## WORK TO BE COMPLETED
Write out the full listing exactly as given, minus the images.

[Dataset entries]
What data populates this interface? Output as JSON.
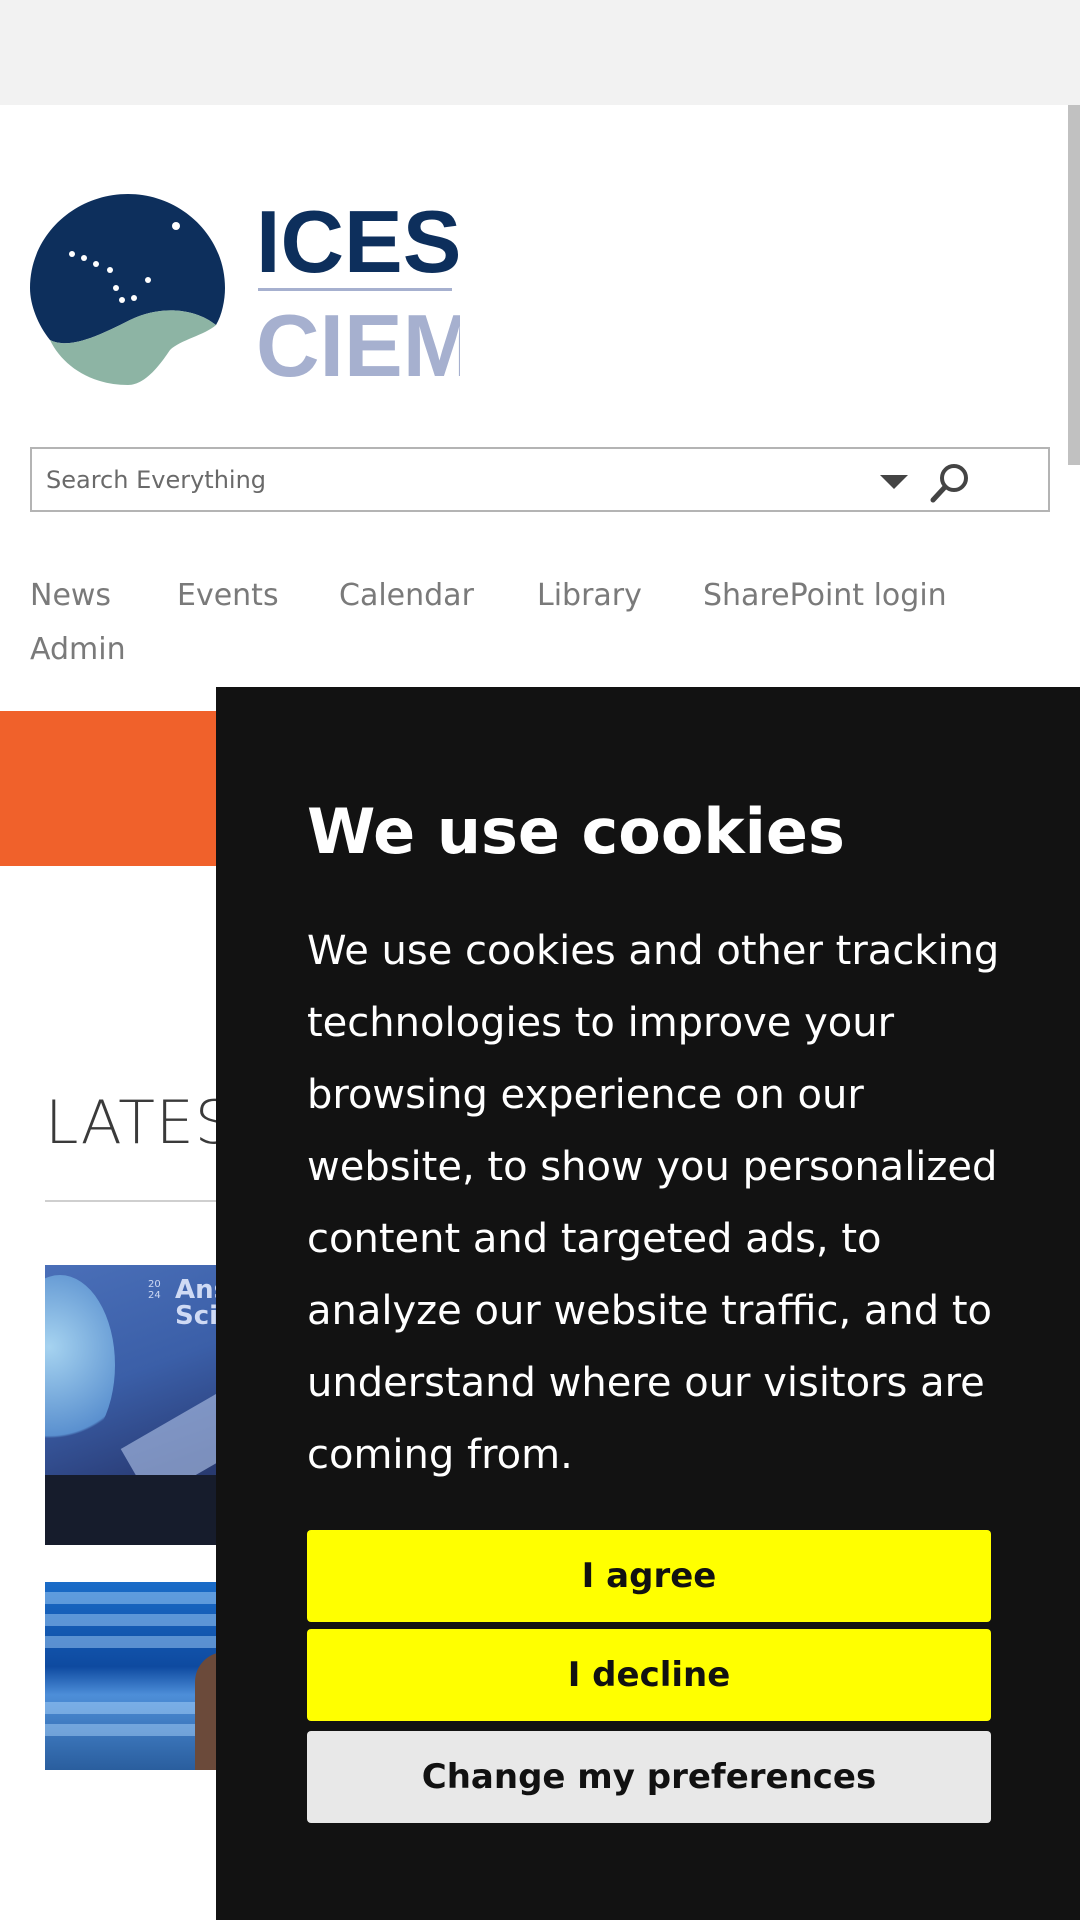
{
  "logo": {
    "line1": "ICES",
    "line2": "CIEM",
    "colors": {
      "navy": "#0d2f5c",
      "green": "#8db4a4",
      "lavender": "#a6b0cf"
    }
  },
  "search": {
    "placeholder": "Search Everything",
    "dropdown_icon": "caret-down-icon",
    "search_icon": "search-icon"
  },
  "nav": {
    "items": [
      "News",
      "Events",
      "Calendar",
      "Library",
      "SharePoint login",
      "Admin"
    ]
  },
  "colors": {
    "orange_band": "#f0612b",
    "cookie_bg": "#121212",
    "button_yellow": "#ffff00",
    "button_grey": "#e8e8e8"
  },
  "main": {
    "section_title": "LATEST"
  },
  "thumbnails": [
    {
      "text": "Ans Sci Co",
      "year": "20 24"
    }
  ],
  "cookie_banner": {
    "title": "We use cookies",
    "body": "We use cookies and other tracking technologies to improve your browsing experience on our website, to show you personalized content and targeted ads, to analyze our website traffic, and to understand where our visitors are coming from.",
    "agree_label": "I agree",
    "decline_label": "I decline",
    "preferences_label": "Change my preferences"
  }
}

## RESULT OF THE TASK
What data populates this interface? Output as JSON.
{
  "logo": {
    "line1": "ICES",
    "line2": "CIEM",
    "colors": {
      "navy": "#0d2f5c",
      "green": "#8db4a4",
      "lavender": "#a6b0cf"
    }
  },
  "search": {
    "placeholder": "Search Everything",
    "dropdown_icon": "caret-down-icon",
    "search_icon": "search-icon"
  },
  "nav": {
    "items": [
      "News",
      "Events",
      "Calendar",
      "Library",
      "SharePoint login",
      "Admin"
    ]
  },
  "colors": {
    "orange_band": "#f0612b",
    "cookie_bg": "#121212",
    "button_yellow": "#ffff00",
    "button_grey": "#e8e8e8"
  },
  "main": {
    "section_title": "LATEST"
  },
  "thumbnails": [
    {
      "text": "Ans Sci Co",
      "year": "20 24"
    }
  ],
  "cookie_banner": {
    "title": "We use cookies",
    "body": "We use cookies and other tracking technologies to improve your browsing experience on our website, to show you personalized content and targeted ads, to analyze our website traffic, and to understand where our visitors are coming from.",
    "agree_label": "I agree",
    "decline_label": "I decline",
    "preferences_label": "Change my preferences"
  }
}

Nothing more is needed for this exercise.